- [EXERCISE BRIEF]: Rewrite the lines below, swapping every "Ellipse shape" for "Oval shape" and leaving everything else untouched.

- [PROVIDED RECORDS]:
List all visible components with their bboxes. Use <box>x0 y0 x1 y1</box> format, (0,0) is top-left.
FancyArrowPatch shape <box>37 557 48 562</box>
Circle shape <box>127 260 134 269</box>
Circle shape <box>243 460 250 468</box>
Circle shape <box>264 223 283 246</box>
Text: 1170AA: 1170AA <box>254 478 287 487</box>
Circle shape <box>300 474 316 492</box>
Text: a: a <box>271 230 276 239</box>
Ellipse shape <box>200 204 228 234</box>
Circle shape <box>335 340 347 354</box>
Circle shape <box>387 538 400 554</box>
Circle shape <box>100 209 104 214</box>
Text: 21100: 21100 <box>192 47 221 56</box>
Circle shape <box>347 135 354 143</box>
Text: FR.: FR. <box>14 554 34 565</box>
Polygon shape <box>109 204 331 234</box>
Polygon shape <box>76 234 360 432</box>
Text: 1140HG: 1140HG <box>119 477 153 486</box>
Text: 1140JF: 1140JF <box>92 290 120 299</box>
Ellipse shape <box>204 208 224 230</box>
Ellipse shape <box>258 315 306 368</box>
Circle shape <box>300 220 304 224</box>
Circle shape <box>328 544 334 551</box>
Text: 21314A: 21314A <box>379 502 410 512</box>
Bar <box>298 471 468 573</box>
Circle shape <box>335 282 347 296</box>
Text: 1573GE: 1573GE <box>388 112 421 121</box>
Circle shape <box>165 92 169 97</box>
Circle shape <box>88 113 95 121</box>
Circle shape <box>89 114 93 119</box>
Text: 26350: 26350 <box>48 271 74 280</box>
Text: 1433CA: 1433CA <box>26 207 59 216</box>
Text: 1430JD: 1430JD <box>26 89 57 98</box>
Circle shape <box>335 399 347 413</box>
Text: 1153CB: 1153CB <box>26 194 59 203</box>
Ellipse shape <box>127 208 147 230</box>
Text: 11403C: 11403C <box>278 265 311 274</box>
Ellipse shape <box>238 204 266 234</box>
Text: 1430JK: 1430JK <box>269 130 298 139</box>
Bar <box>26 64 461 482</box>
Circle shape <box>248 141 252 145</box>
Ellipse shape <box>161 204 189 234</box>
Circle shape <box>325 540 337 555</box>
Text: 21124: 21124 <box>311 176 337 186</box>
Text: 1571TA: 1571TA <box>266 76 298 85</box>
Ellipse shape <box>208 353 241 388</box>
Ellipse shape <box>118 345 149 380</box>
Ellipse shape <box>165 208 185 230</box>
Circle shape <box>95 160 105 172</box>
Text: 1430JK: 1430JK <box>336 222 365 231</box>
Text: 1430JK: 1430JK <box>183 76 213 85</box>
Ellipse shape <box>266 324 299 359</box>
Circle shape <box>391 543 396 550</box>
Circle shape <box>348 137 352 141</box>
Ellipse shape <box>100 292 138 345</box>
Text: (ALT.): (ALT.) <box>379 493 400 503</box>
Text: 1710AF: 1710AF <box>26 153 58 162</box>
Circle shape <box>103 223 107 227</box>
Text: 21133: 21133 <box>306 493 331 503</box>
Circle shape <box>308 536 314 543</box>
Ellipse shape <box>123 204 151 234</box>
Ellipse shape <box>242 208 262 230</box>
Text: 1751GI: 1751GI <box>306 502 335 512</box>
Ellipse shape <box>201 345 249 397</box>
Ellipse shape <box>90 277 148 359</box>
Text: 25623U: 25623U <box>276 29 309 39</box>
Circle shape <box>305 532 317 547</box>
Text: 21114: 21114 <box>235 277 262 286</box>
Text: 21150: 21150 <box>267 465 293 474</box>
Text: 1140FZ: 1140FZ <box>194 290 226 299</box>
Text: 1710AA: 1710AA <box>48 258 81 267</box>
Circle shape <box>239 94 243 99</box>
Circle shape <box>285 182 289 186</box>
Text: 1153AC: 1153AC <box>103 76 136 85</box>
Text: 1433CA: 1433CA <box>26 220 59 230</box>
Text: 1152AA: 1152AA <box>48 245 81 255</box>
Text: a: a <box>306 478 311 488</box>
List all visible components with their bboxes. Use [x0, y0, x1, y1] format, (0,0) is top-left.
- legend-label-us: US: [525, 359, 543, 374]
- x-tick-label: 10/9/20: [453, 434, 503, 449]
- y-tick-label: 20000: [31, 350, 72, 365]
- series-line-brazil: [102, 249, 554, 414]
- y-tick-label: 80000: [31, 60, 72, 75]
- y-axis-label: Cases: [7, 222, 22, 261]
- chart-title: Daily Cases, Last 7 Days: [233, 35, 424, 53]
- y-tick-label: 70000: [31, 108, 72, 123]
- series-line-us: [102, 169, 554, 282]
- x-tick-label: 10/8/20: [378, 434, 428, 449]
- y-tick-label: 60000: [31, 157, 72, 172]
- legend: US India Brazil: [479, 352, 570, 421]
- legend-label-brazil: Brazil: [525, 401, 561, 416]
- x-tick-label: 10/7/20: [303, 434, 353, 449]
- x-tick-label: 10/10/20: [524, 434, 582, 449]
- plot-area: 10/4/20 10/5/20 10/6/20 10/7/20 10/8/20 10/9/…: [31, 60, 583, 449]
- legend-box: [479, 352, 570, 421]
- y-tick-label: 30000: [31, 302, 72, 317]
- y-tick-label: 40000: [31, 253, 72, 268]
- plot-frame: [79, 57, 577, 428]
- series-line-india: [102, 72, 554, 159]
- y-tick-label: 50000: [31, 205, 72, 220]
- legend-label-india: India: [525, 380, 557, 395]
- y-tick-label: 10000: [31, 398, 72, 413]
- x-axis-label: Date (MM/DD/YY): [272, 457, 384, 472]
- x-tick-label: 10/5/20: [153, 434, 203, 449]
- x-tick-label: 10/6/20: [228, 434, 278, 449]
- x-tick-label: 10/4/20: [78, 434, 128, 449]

- [RESULT OF THIS EXERCISE]:
List all visible components with their bboxes. Use <box>x0 y0 x1 y1</box> format, (0,0) is top-left.
FancyArrowPatch shape <box>37 557 48 562</box>
Circle shape <box>127 260 134 269</box>
Circle shape <box>243 460 250 468</box>
Circle shape <box>264 223 283 246</box>
Text: 1170AA: 1170AA <box>254 478 287 487</box>
Circle shape <box>300 474 316 492</box>
Text: a: a <box>271 230 276 239</box>
Oval shape <box>200 204 228 234</box>
Circle shape <box>335 340 347 354</box>
Circle shape <box>387 538 400 554</box>
Circle shape <box>100 209 104 214</box>
Text: 21100: 21100 <box>192 47 221 56</box>
Circle shape <box>347 135 354 143</box>
Text: FR.: FR. <box>14 554 34 565</box>
Polygon shape <box>109 204 331 234</box>
Polygon shape <box>76 234 360 432</box>
Text: 1140HG: 1140HG <box>119 477 153 486</box>
Text: 1140JF: 1140JF <box>92 290 120 299</box>
Oval shape <box>204 208 224 230</box>
Oval shape <box>258 315 306 368</box>
Circle shape <box>300 220 304 224</box>
Circle shape <box>328 544 334 551</box>
Text: 21314A: 21314A <box>379 502 410 512</box>
Bar <box>298 471 468 573</box>
Circle shape <box>335 282 347 296</box>
Text: 1573GE: 1573GE <box>388 112 421 121</box>
Circle shape <box>165 92 169 97</box>
Circle shape <box>88 113 95 121</box>
Circle shape <box>89 114 93 119</box>
Text: 26350: 26350 <box>48 271 74 280</box>
Text: 1433CA: 1433CA <box>26 207 59 216</box>
Text: 1430JD: 1430JD <box>26 89 57 98</box>
Circle shape <box>335 399 347 413</box>
Text: 1153CB: 1153CB <box>26 194 59 203</box>
Oval shape <box>127 208 147 230</box>
Text: 11403C: 11403C <box>278 265 311 274</box>
Oval shape <box>238 204 266 234</box>
Text: 1430JK: 1430JK <box>269 130 298 139</box>
Bar <box>26 64 461 482</box>
Circle shape <box>248 141 252 145</box>
Oval shape <box>161 204 189 234</box>
Circle shape <box>325 540 337 555</box>
Text: 21124: 21124 <box>311 176 337 186</box>
Text: 1571TA: 1571TA <box>266 76 298 85</box>
Oval shape <box>208 353 241 388</box>
Oval shape <box>118 345 149 380</box>
Oval shape <box>165 208 185 230</box>
Circle shape <box>95 160 105 172</box>
Text: 1430JK: 1430JK <box>336 222 365 231</box>
Text: 1430JK: 1430JK <box>183 76 213 85</box>
Oval shape <box>266 324 299 359</box>
Circle shape <box>391 543 396 550</box>
Circle shape <box>348 137 352 141</box>
Oval shape <box>100 292 138 345</box>
Text: (ALT.): (ALT.) <box>379 493 400 503</box>
Text: 1710AF: 1710AF <box>26 153 58 162</box>
Circle shape <box>103 223 107 227</box>
Text: 21133: 21133 <box>306 493 331 503</box>
Circle shape <box>308 536 314 543</box>
Oval shape <box>123 204 151 234</box>
Oval shape <box>242 208 262 230</box>
Text: 1751GI: 1751GI <box>306 502 335 512</box>
Oval shape <box>201 345 249 397</box>
Oval shape <box>90 277 148 359</box>
Text: 25623U: 25623U <box>276 29 309 39</box>
Circle shape <box>305 532 317 547</box>
Text: 21114: 21114 <box>235 277 262 286</box>
Text: 21150: 21150 <box>267 465 293 474</box>
Text: 1140FZ: 1140FZ <box>194 290 226 299</box>
Text: 1710AA: 1710AA <box>48 258 81 267</box>
Circle shape <box>239 94 243 99</box>
Circle shape <box>285 182 289 186</box>
Text: 1153AC: 1153AC <box>103 76 136 85</box>
Text: 1433CA: 1433CA <box>26 220 59 230</box>
Text: 1152AA: 1152AA <box>48 245 81 255</box>
Text: a: a <box>306 478 311 488</box>
List all visible components with their bboxes. Use [x0, y0, x1, y1] format, (0,0) is top-left.
- legend-label-us: US: [525, 359, 543, 374]
- x-tick-label: 10/9/20: [453, 434, 503, 449]
- y-tick-label: 20000: [31, 350, 72, 365]
- series-line-brazil: [102, 249, 554, 414]
- y-tick-label: 80000: [31, 60, 72, 75]
- y-axis-label: Cases: [7, 222, 22, 261]
- chart-title: Daily Cases, Last 7 Days: [233, 35, 424, 53]
- y-tick-label: 70000: [31, 108, 72, 123]
- series-line-us: [102, 169, 554, 282]
- x-tick-label: 10/8/20: [378, 434, 428, 449]
- y-tick-label: 60000: [31, 157, 72, 172]
- legend: US India Brazil: [479, 352, 570, 421]
- legend-label-brazil: Brazil: [525, 401, 561, 416]
- x-tick-label: 10/7/20: [303, 434, 353, 449]
- x-tick-label: 10/10/20: [524, 434, 582, 449]
- plot-area: 10/4/20 10/5/20 10/6/20 10/7/20 10/8/20 10/9/…: [31, 60, 583, 449]
- legend-box: [479, 352, 570, 421]
- y-tick-label: 30000: [31, 302, 72, 317]
- y-tick-label: 40000: [31, 253, 72, 268]
- plot-frame: [79, 57, 577, 428]
- series-line-india: [102, 72, 554, 159]
- y-tick-label: 50000: [31, 205, 72, 220]
- legend-label-india: India: [525, 380, 557, 395]
- y-tick-label: 10000: [31, 398, 72, 413]
- x-axis-label: Date (MM/DD/YY): [272, 457, 384, 472]
- x-tick-label: 10/5/20: [153, 434, 203, 449]
- x-tick-label: 10/6/20: [228, 434, 278, 449]
- x-tick-label: 10/4/20: [78, 434, 128, 449]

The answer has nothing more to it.